§ Records from a collection:
○ ○ ○

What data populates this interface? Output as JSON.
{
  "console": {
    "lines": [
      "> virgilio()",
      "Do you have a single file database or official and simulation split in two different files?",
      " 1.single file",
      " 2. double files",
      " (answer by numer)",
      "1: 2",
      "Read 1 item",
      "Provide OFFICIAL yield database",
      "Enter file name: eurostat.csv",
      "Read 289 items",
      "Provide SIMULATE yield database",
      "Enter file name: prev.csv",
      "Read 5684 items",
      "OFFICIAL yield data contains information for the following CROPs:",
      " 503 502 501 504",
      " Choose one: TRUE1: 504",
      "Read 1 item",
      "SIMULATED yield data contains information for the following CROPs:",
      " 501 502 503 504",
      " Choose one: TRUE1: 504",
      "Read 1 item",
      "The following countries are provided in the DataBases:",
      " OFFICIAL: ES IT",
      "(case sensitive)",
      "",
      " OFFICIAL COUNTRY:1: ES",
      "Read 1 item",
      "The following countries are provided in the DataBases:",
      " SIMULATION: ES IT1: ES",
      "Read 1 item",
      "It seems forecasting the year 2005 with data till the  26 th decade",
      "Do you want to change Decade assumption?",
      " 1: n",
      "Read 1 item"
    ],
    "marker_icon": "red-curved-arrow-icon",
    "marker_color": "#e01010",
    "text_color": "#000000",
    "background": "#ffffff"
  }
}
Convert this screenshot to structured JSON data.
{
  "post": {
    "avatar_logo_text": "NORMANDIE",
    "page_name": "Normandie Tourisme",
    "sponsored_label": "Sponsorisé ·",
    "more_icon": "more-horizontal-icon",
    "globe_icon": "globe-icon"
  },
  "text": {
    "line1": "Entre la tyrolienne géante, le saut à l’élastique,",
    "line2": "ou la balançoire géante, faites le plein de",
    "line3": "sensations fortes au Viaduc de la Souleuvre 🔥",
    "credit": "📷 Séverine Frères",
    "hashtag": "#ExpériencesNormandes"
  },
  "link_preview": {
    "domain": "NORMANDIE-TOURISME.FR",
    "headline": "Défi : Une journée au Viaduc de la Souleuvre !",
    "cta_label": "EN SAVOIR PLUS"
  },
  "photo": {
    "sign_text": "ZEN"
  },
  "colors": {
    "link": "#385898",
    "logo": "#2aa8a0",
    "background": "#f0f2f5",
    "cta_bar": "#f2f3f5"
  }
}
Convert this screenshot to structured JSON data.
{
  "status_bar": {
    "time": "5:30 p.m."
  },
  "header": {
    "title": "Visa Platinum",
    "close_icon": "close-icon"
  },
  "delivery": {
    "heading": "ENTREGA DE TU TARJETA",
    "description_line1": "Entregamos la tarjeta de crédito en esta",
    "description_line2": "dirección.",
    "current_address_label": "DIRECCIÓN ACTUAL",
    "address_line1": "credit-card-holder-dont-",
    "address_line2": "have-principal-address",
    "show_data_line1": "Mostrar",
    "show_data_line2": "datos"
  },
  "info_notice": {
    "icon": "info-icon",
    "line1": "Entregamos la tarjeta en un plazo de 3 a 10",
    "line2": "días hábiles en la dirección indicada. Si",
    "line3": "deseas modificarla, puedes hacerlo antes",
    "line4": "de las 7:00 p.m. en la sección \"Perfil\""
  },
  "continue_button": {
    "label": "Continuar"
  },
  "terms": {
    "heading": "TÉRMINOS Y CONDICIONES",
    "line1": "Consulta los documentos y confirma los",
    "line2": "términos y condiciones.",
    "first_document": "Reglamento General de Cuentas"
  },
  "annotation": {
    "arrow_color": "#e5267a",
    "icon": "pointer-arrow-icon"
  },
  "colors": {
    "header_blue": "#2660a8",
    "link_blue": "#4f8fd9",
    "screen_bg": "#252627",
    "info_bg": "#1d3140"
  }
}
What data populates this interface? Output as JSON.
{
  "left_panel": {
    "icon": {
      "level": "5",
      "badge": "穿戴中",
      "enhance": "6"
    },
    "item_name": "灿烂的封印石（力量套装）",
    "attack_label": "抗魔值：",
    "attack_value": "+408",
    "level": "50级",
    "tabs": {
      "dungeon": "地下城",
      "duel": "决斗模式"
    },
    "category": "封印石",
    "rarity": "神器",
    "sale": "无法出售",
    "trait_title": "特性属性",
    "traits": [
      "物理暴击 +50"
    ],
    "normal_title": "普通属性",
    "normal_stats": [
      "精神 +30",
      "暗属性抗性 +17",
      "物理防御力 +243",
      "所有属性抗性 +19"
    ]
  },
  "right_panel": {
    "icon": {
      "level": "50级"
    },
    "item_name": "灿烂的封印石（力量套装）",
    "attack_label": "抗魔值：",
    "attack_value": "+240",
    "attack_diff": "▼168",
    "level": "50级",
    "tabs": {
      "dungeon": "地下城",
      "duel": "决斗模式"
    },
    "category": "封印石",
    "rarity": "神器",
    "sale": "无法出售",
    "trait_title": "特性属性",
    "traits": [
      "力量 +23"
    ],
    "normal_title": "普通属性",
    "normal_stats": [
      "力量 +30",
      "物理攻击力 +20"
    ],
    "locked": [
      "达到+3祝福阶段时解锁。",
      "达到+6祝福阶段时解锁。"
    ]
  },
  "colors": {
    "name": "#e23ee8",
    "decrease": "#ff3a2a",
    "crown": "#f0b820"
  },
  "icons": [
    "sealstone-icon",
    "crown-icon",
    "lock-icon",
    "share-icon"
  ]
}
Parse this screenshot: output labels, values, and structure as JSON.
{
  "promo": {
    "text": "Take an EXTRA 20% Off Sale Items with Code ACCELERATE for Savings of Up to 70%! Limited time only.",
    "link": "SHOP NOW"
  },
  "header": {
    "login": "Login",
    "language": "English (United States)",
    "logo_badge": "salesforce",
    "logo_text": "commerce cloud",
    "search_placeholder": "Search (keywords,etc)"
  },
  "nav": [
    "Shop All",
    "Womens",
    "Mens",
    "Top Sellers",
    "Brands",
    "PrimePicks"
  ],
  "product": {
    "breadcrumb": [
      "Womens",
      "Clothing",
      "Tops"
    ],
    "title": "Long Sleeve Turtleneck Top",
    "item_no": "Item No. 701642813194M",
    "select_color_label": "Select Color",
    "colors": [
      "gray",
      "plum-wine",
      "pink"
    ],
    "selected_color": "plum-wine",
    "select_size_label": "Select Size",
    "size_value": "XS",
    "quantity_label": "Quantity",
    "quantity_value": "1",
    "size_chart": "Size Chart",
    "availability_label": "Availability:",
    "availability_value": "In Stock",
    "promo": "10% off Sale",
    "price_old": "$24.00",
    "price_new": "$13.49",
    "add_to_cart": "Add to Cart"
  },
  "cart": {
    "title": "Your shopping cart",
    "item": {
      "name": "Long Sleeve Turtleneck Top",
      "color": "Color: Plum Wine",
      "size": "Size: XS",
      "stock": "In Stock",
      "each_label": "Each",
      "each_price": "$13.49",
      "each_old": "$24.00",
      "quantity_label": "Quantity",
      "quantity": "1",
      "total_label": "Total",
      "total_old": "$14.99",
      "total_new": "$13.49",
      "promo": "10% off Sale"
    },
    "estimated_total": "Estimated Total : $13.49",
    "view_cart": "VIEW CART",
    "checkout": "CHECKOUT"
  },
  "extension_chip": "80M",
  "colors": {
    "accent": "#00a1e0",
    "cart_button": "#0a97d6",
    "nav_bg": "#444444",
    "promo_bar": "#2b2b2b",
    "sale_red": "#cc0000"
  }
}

○ ○ ○

Extract every line above exactly as it stands.

§ Task result:
What data populates this interface? Output as JSON.
{
  "console": {
    "lines": [
      "> virgilio()",
      "Do you have a single file database or official and simulation split in two different files?",
      " 1.single file",
      " 2. double files",
      " (answer by numer)",
      "1: 2",
      "Read 1 item",
      "Provide OFFICIAL yield database",
      "Enter file name: eurostat.csv",
      "Read 289 items",
      "Provide SIMULATE yield database",
      "Enter file name: prev.csv",
      "Read 5684 items",
      "OFFICIAL yield data contains information for the following CROPs:",
      " 503 502 501 504",
      " Choose one: TRUE1: 504",
      "Read 1 item",
      "SIMULATED yield data contains information for the following CROPs:",
      " 501 502 503 504",
      " Choose one: TRUE1: 504",
      "Read 1 item",
      "The following countries are provided in the DataBases:",
      " OFFICIAL: ES IT",
      "(case sensitive)",
      "",
      " OFFICIAL COUNTRY:1: ES",
      "Read 1 item",
      "The following countries are provided in the DataBases:",
      " SIMULATION: ES IT1: ES",
      "Read 1 item",
      "It seems forecasting the year 2005 with data till the  26 th decade",
      "Do you want to change Decade assumption?",
      " 1: n",
      "Read 1 item"
    ],
    "marker_icon": "red-curved-arrow-icon",
    "marker_color": "#e01010",
    "text_color": "#000000",
    "background": "#ffffff"
  }
}
Convert this screenshot to structured JSON data.
{
  "post": {
    "avatar_logo_text": "NORMANDIE",
    "page_name": "Normandie Tourisme",
    "sponsored_label": "Sponsorisé ·",
    "more_icon": "more-horizontal-icon",
    "globe_icon": "globe-icon"
  },
  "text": {
    "line1": "Entre la tyrolienne géante, le saut à l’élastique,",
    "line2": "ou la balançoire géante, faites le plein de",
    "line3": "sensations fortes au Viaduc de la Souleuvre 🔥",
    "credit": "📷 Séverine Frères",
    "hashtag": "#ExpériencesNormandes"
  },
  "link_preview": {
    "domain": "NORMANDIE-TOURISME.FR",
    "headline": "Défi : Une journée au Viaduc de la Souleuvre !",
    "cta_label": "EN SAVOIR PLUS"
  },
  "photo": {
    "sign_text": "ZEN"
  },
  "colors": {
    "link": "#385898",
    "logo": "#2aa8a0",
    "background": "#f0f2f5",
    "cta_bar": "#f2f3f5"
  }
}
Convert this screenshot to structured JSON data.
{
  "status_bar": {
    "time": "5:30 p.m."
  },
  "header": {
    "title": "Visa Platinum",
    "close_icon": "close-icon"
  },
  "delivery": {
    "heading": "ENTREGA DE TU TARJETA",
    "description_line1": "Entregamos la tarjeta de crédito en esta",
    "description_line2": "dirección.",
    "current_address_label": "DIRECCIÓN ACTUAL",
    "address_line1": "credit-card-holder-dont-",
    "address_line2": "have-principal-address",
    "show_data_line1": "Mostrar",
    "show_data_line2": "datos"
  },
  "info_notice": {
    "icon": "info-icon",
    "line1": "Entregamos la tarjeta en un plazo de 3 a 10",
    "line2": "días hábiles en la dirección indicada. Si",
    "line3": "deseas modificarla, puedes hacerlo antes",
    "line4": "de las 7:00 p.m. en la sección \"Perfil\""
  },
  "continue_button": {
    "label": "Continuar"
  },
  "terms": {
    "heading": "TÉRMINOS Y CONDICIONES",
    "line1": "Consulta los documentos y confirma los",
    "line2": "términos y condiciones.",
    "first_document": "Reglamento General de Cuentas"
  },
  "annotation": {
    "arrow_color": "#e5267a",
    "icon": "pointer-arrow-icon"
  },
  "colors": {
    "header_blue": "#2660a8",
    "link_blue": "#4f8fd9",
    "screen_bg": "#252627",
    "info_bg": "#1d3140"
  }
}
What data populates this interface? Output as JSON.
{
  "left_panel": {
    "icon": {
      "level": "5",
      "badge": "穿戴中",
      "enhance": "6"
    },
    "item_name": "灿烂的封印石（力量套装）",
    "attack_label": "抗魔值：",
    "attack_value": "+408",
    "level": "50级",
    "tabs": {
      "dungeon": "地下城",
      "duel": "决斗模式"
    },
    "category": "封印石",
    "rarity": "神器",
    "sale": "无法出售",
    "trait_title": "特性属性",
    "traits": [
      "物理暴击 +50"
    ],
    "normal_title": "普通属性",
    "normal_stats": [
      "精神 +30",
      "暗属性抗性 +17",
      "物理防御力 +243",
      "所有属性抗性 +19"
    ]
  },
  "right_panel": {
    "icon": {
      "level": "50级"
    },
    "item_name": "灿烂的封印石（力量套装）",
    "attack_label": "抗魔值：",
    "attack_value": "+240",
    "attack_diff": "▼168",
    "level": "50级",
    "tabs": {
      "dungeon": "地下城",
      "duel": "决斗模式"
    },
    "category": "封印石",
    "rarity": "神器",
    "sale": "无法出售",
    "trait_title": "特性属性",
    "traits": [
      "力量 +23"
    ],
    "normal_title": "普通属性",
    "normal_stats": [
      "力量 +30",
      "物理攻击力 +20"
    ],
    "locked": [
      "达到+3祝福阶段时解锁。",
      "达到+6祝福阶段时解锁。"
    ]
  },
  "colors": {
    "name": "#e23ee8",
    "decrease": "#ff3a2a",
    "crown": "#f0b820"
  },
  "icons": [
    "sealstone-icon",
    "crown-icon",
    "lock-icon",
    "share-icon"
  ]
}
Parse this screenshot: output labels, values, and structure as JSON.
{
  "promo": {
    "text": "Take an EXTRA 20% Off Sale Items with Code ACCELERATE for Savings of Up to 70%! Limited time only.",
    "link": "SHOP NOW"
  },
  "header": {
    "login": "Login",
    "language": "English (United States)",
    "logo_badge": "salesforce",
    "logo_text": "commerce cloud",
    "search_placeholder": "Search (keywords,etc)"
  },
  "nav": [
    "Shop All",
    "Womens",
    "Mens",
    "Top Sellers",
    "Brands",
    "PrimePicks"
  ],
  "product": {
    "breadcrumb": [
      "Womens",
      "Clothing",
      "Tops"
    ],
    "title": "Long Sleeve Turtleneck Top",
    "item_no": "Item No. 701642813194M",
    "select_color_label": "Select Color",
    "colors": [
      "gray",
      "plum-wine",
      "pink"
    ],
    "selected_color": "plum-wine",
    "select_size_label": "Select Size",
    "size_value": "XS",
    "quantity_label": "Quantity",
    "quantity_value": "1",
    "size_chart": "Size Chart",
    "availability_label": "Availability:",
    "availability_value": "In Stock",
    "promo": "10% off Sale",
    "price_old": "$24.00",
    "price_new": "$13.49",
    "add_to_cart": "Add to Cart"
  },
  "cart": {
    "title": "Your shopping cart",
    "item": {
      "name": "Long Sleeve Turtleneck Top",
      "color": "Color: Plum Wine",
      "size": "Size: XS",
      "stock": "In Stock",
      "each_label": "Each",
      "each_price": "$13.49",
      "each_old": "$24.00",
      "quantity_label": "Quantity",
      "quantity": "1",
      "total_label": "Total",
      "total_old": "$14.99",
      "total_new": "$13.49",
      "promo": "10% off Sale"
    },
    "estimated_total": "Estimated Total : $13.49",
    "view_cart": "VIEW CART",
    "checkout": "CHECKOUT"
  },
  "extension_chip": "80M",
  "colors": {
    "accent": "#00a1e0",
    "cart_button": "#0a97d6",
    "nav_bg": "#444444",
    "promo_bar": "#2b2b2b",
    "sale_red": "#cc0000"
  }
}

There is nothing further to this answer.